Exercise brief: Transcribe every entry word for word, leaving out all images.

Dataset rows:
** begin **
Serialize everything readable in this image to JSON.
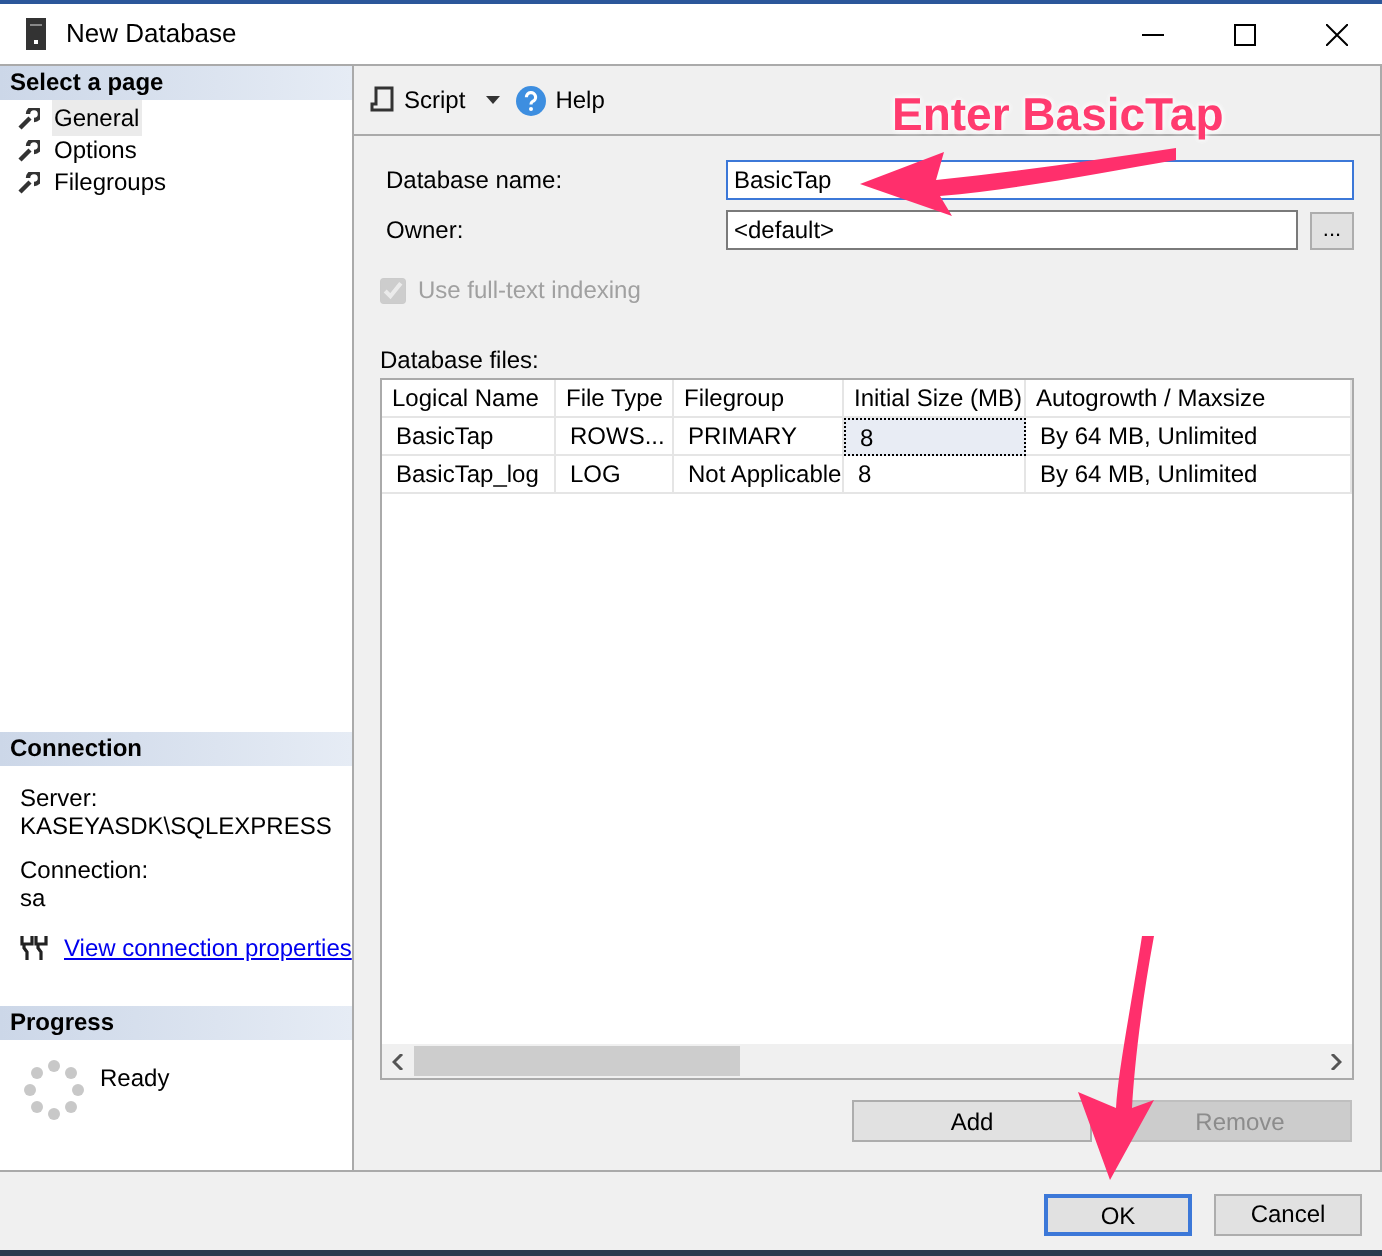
{
  "window": {
    "title": "New Database"
  },
  "sidebar": {
    "header": "Select a page",
    "items": [
      {
        "label": "General",
        "selected": true
      },
      {
        "label": "Options",
        "selected": false
      },
      {
        "label": "Filegroups",
        "selected": false
      }
    ]
  },
  "connection": {
    "header": "Connection",
    "server_label": "Server:",
    "server": "KASEYASDK\\SQLEXPRESS",
    "connection_label": "Connection:",
    "connection": "sa",
    "link": "View connection properties"
  },
  "progress": {
    "header": "Progress",
    "status": "Ready"
  },
  "toolbar": {
    "script": "Script",
    "help": "Help"
  },
  "form": {
    "name_label": "Database name:",
    "name_value": "BasicTap",
    "owner_label": "Owner:",
    "owner_value": "<default>",
    "browse": "...",
    "fulltext": {
      "label": "Use full-text indexing",
      "checked": true,
      "disabled": true
    }
  },
  "files": {
    "label": "Database files:",
    "columns": [
      "Logical Name",
      "File Type",
      "Filegroup",
      "Initial Size (MB)",
      "Autogrowth / Maxsize"
    ],
    "rows": [
      {
        "cells": [
          {
            "text": "BasicTap",
            "selected": false
          },
          {
            "text": "ROWS...",
            "selected": false
          },
          {
            "text": "PRIMARY",
            "selected": false
          },
          {
            "text": "8",
            "selected": true
          },
          {
            "text": "By 64 MB, Unlimited",
            "selected": false
          }
        ]
      },
      {
        "cells": [
          {
            "text": "BasicTap_log",
            "selected": false
          },
          {
            "text": "LOG",
            "selected": false
          },
          {
            "text": "Not Applicable",
            "selected": false
          },
          {
            "text": "8",
            "selected": false
          },
          {
            "text": "By 64 MB, Unlimited",
            "selected": false
          }
        ]
      }
    ]
  },
  "grid_buttons": [
    {
      "label": "Add",
      "disabled": false
    },
    {
      "label": "Remove",
      "disabled": true
    }
  ],
  "dialog_buttons": [
    {
      "label": "OK",
      "selected": true
    },
    {
      "label": "Cancel",
      "selected": false
    }
  ],
  "annotation": {
    "text": "Enter BasicTap"
  }
}
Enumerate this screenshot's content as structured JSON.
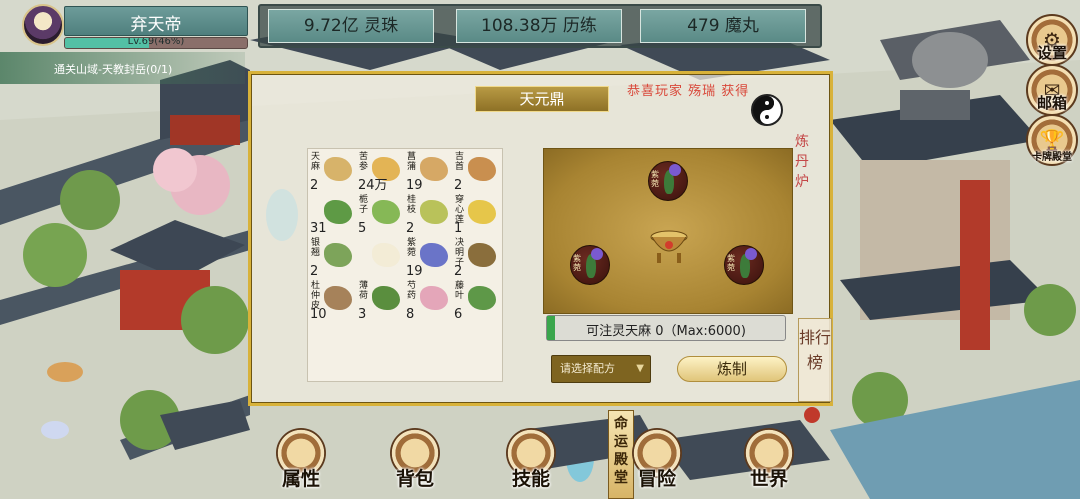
{
  "player": {
    "name": "弃天帝",
    "level_text": "Lv.69(46%)",
    "level_progress": 0.46,
    "quest": "通关山域-天教封岳(0/1)"
  },
  "resources": [
    {
      "label": "9.72亿 灵珠"
    },
    {
      "label": "108.38万 历练"
    },
    {
      "label": "479 魔丸"
    }
  ],
  "side_menu": {
    "settings": "设置",
    "mail": "邮箱",
    "hall": "卡牌殿堂",
    "settings_icon": "gear-icon",
    "mail_icon": "envelope-icon",
    "hall_icon": "trophy-icon"
  },
  "modal": {
    "title": "天元鼎",
    "notice": "恭喜玩家 殇瑞 获得",
    "furnace_label": "炼丹炉",
    "herbs": [
      {
        "name": "天麻",
        "count": "2",
        "color": "#d7b36a"
      },
      {
        "name": "苦参",
        "count": "24万",
        "color": "#e3b455"
      },
      {
        "name": "菖蒲",
        "count": "19",
        "color": "#d6a865"
      },
      {
        "name": "吉首",
        "count": "2",
        "color": "#c98f4f"
      },
      {
        "name": "",
        "count": "31",
        "color": "#5e9a45"
      },
      {
        "name": "栀子",
        "count": "5",
        "color": "#86b856"
      },
      {
        "name": "桂枝",
        "count": "2",
        "color": "#b9c25a"
      },
      {
        "name": "穿心莲",
        "count": "1",
        "color": "#e6c64a"
      },
      {
        "name": "银翘",
        "count": "2",
        "color": "#7da45a"
      },
      {
        "name": "",
        "count": "",
        "color": "#f2e7c8"
      },
      {
        "name": "紫菀",
        "count": "19",
        "color": "#6a74c8"
      },
      {
        "name": "决明子",
        "count": "2",
        "color": "#8a6e3c"
      },
      {
        "name": "杜仲皮",
        "count": "10",
        "color": "#a6825a"
      },
      {
        "name": "薄荷",
        "count": "3",
        "color": "#5a8e3e"
      },
      {
        "name": "芍药",
        "count": "8",
        "color": "#e4a6b9"
      },
      {
        "name": "藤叶",
        "count": "6",
        "color": "#5e9848"
      }
    ],
    "slot_tag": "紫菀",
    "inject_text": "可注灵天麻 0（Max:6000)",
    "inject_progress": 0,
    "select_recipe": "请选择配方",
    "refine_button": "炼制",
    "rank_banner": "排行榜"
  },
  "bottom_nav": [
    {
      "label": "属性"
    },
    {
      "label": "背包"
    },
    {
      "label": "技能"
    },
    {
      "label": "冒险"
    },
    {
      "label": "世界"
    }
  ],
  "vertical_banner": "命运殿堂"
}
** end **
Solution for this problem:
Serialize everything readable in this image to JSON.
{
  "window": {
    "title": "New Database"
  },
  "sidebar": {
    "header": "Select a page",
    "items": [
      {
        "label": "General",
        "selected": true
      },
      {
        "label": "Options",
        "selected": false
      },
      {
        "label": "Filegroups",
        "selected": false
      }
    ]
  },
  "connection": {
    "header": "Connection",
    "server_label": "Server:",
    "server": "KASEYASDK\\SQLEXPRESS",
    "connection_label": "Connection:",
    "connection": "sa",
    "link": "View connection properties"
  },
  "progress": {
    "header": "Progress",
    "status": "Ready"
  },
  "toolbar": {
    "script": "Script",
    "help": "Help"
  },
  "form": {
    "name_label": "Database name:",
    "name_value": "BasicTap",
    "owner_label": "Owner:",
    "owner_value": "<default>",
    "browse": "...",
    "fulltext": {
      "label": "Use full-text indexing",
      "checked": true,
      "disabled": true
    }
  },
  "files": {
    "label": "Database files:",
    "columns": [
      "Logical Name",
      "File Type",
      "Filegroup",
      "Initial Size (MB)",
      "Autogrowth / Maxsize"
    ],
    "rows": [
      {
        "cells": [
          {
            "text": "BasicTap",
            "selected": false
          },
          {
            "text": "ROWS...",
            "selected": false
          },
          {
            "text": "PRIMARY",
            "selected": false
          },
          {
            "text": "8",
            "selected": true
          },
          {
            "text": "By 64 MB, Unlimited",
            "selected": false
          }
        ]
      },
      {
        "cells": [
          {
            "text": "BasicTap_log",
            "selected": false
          },
          {
            "text": "LOG",
            "selected": false
          },
          {
            "text": "Not Applicable",
            "selected": false
          },
          {
            "text": "8",
            "selected": false
          },
          {
            "text": "By 64 MB, Unlimited",
            "selected": false
          }
        ]
      }
    ]
  },
  "grid_buttons": [
    {
      "label": "Add",
      "disabled": false
    },
    {
      "label": "Remove",
      "disabled": true
    }
  ],
  "dialog_buttons": [
    {
      "label": "OK",
      "selected": true
    },
    {
      "label": "Cancel",
      "selected": false
    }
  ],
  "annotation": {
    "text": "Enter BasicTap"
  }
}
Enumerate this screenshot's content as structured JSON.
{
  "player": {
    "name": "弃天帝",
    "level_text": "Lv.69(46%)",
    "level_progress": 0.46,
    "quest": "通关山域-天教封岳(0/1)"
  },
  "resources": [
    {
      "label": "9.72亿 灵珠"
    },
    {
      "label": "108.38万 历练"
    },
    {
      "label": "479 魔丸"
    }
  ],
  "side_menu": {
    "settings": "设置",
    "mail": "邮箱",
    "hall": "卡牌殿堂",
    "settings_icon": "gear-icon",
    "mail_icon": "envelope-icon",
    "hall_icon": "trophy-icon"
  },
  "modal": {
    "title": "天元鼎",
    "notice": "恭喜玩家 殇瑞 获得",
    "furnace_label": "炼丹炉",
    "herbs": [
      {
        "name": "天麻",
        "count": "2",
        "color": "#d7b36a"
      },
      {
        "name": "苦参",
        "count": "24万",
        "color": "#e3b455"
      },
      {
        "name": "菖蒲",
        "count": "19",
        "color": "#d6a865"
      },
      {
        "name": "吉首",
        "count": "2",
        "color": "#c98f4f"
      },
      {
        "name": "",
        "count": "31",
        "color": "#5e9a45"
      },
      {
        "name": "栀子",
        "count": "5",
        "color": "#86b856"
      },
      {
        "name": "桂枝",
        "count": "2",
        "color": "#b9c25a"
      },
      {
        "name": "穿心莲",
        "count": "1",
        "color": "#e6c64a"
      },
      {
        "name": "银翘",
        "count": "2",
        "color": "#7da45a"
      },
      {
        "name": "",
        "count": "",
        "color": "#f2e7c8"
      },
      {
        "name": "紫菀",
        "count": "19",
        "color": "#6a74c8"
      },
      {
        "name": "决明子",
        "count": "2",
        "color": "#8a6e3c"
      },
      {
        "name": "杜仲皮",
        "count": "10",
        "color": "#a6825a"
      },
      {
        "name": "薄荷",
        "count": "3",
        "color": "#5a8e3e"
      },
      {
        "name": "芍药",
        "count": "8",
        "color": "#e4a6b9"
      },
      {
        "name": "藤叶",
        "count": "6",
        "color": "#5e9848"
      }
    ],
    "slot_tag": "紫菀",
    "inject_text": "可注灵天麻 0（Max:6000)",
    "inject_progress": 0,
    "select_recipe": "请选择配方",
    "refine_button": "炼制",
    "rank_banner": "排行榜"
  },
  "bottom_nav": [
    {
      "label": "属性"
    },
    {
      "label": "背包"
    },
    {
      "label": "技能"
    },
    {
      "label": "冒险"
    },
    {
      "label": "世界"
    }
  ],
  "vertical_banner": "命运殿堂"
}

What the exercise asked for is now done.